Instructions to follow —
Pull each line holding the word "this" from the data.

Recorded information —
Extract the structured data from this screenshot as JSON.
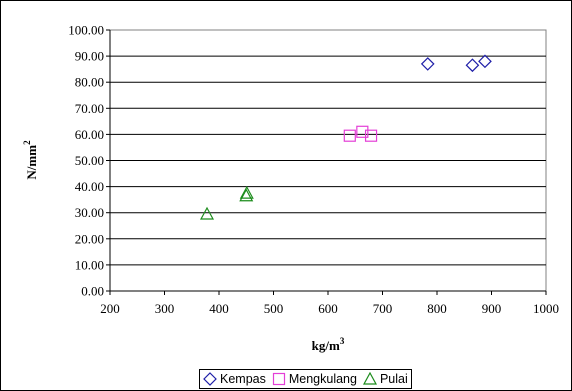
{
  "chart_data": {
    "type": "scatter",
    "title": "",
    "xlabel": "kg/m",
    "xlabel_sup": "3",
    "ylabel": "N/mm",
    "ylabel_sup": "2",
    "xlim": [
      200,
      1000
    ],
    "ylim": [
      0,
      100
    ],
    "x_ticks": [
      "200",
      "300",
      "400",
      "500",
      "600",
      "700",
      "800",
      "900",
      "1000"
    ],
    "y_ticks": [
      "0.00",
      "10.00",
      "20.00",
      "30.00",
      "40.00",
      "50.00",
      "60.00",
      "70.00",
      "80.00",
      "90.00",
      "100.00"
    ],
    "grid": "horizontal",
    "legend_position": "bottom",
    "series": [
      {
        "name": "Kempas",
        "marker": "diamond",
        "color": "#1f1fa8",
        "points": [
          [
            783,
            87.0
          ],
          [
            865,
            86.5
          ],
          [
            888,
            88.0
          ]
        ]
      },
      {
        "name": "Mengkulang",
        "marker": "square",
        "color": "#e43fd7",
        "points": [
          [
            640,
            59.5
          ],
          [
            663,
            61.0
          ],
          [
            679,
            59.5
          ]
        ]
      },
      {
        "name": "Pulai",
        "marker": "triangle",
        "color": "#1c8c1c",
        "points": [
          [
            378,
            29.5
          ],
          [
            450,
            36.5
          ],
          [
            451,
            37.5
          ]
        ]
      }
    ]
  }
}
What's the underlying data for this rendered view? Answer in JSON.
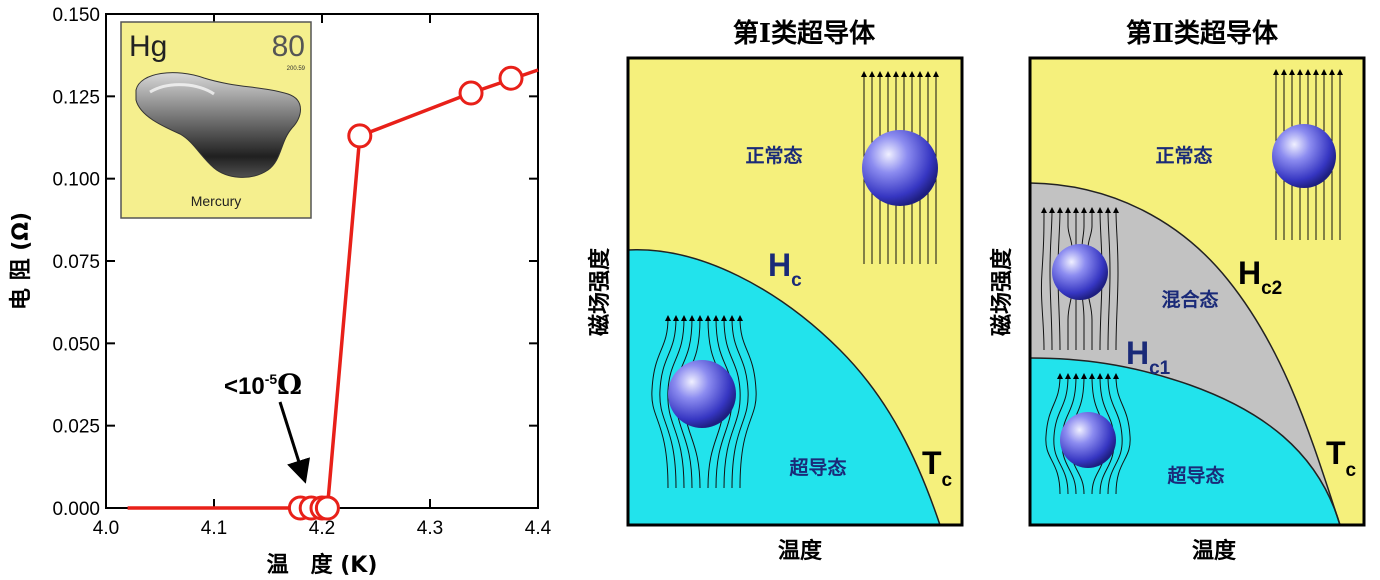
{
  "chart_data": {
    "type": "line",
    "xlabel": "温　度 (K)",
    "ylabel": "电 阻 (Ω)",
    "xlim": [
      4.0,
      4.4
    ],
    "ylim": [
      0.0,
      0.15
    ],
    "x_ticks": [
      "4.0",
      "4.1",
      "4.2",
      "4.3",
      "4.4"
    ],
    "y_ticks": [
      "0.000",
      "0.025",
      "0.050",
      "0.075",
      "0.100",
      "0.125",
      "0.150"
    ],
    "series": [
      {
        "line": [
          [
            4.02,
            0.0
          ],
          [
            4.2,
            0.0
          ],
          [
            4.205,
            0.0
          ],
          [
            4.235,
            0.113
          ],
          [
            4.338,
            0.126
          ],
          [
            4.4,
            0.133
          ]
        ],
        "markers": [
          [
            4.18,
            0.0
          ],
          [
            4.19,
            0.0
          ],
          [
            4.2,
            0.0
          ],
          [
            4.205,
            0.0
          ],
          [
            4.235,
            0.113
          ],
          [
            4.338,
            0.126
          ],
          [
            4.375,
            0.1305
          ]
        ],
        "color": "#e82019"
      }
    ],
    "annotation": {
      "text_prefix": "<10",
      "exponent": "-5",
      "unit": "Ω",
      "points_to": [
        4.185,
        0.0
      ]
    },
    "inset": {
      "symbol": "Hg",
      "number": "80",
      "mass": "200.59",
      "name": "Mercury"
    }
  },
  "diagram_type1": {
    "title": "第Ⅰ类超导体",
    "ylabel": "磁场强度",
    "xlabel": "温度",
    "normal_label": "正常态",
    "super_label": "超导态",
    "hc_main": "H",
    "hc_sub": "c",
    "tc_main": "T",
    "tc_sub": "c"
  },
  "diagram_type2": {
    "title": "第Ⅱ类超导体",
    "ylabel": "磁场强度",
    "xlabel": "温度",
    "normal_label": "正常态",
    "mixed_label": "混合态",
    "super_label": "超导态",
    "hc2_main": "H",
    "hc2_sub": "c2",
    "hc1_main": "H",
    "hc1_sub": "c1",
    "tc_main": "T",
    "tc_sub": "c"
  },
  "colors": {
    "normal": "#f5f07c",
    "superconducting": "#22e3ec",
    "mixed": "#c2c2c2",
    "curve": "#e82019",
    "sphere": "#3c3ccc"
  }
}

Task solution —
Extract the structured data from this screenshot as JSON.
What's the underlying data for this rendered view? Answer in JSON.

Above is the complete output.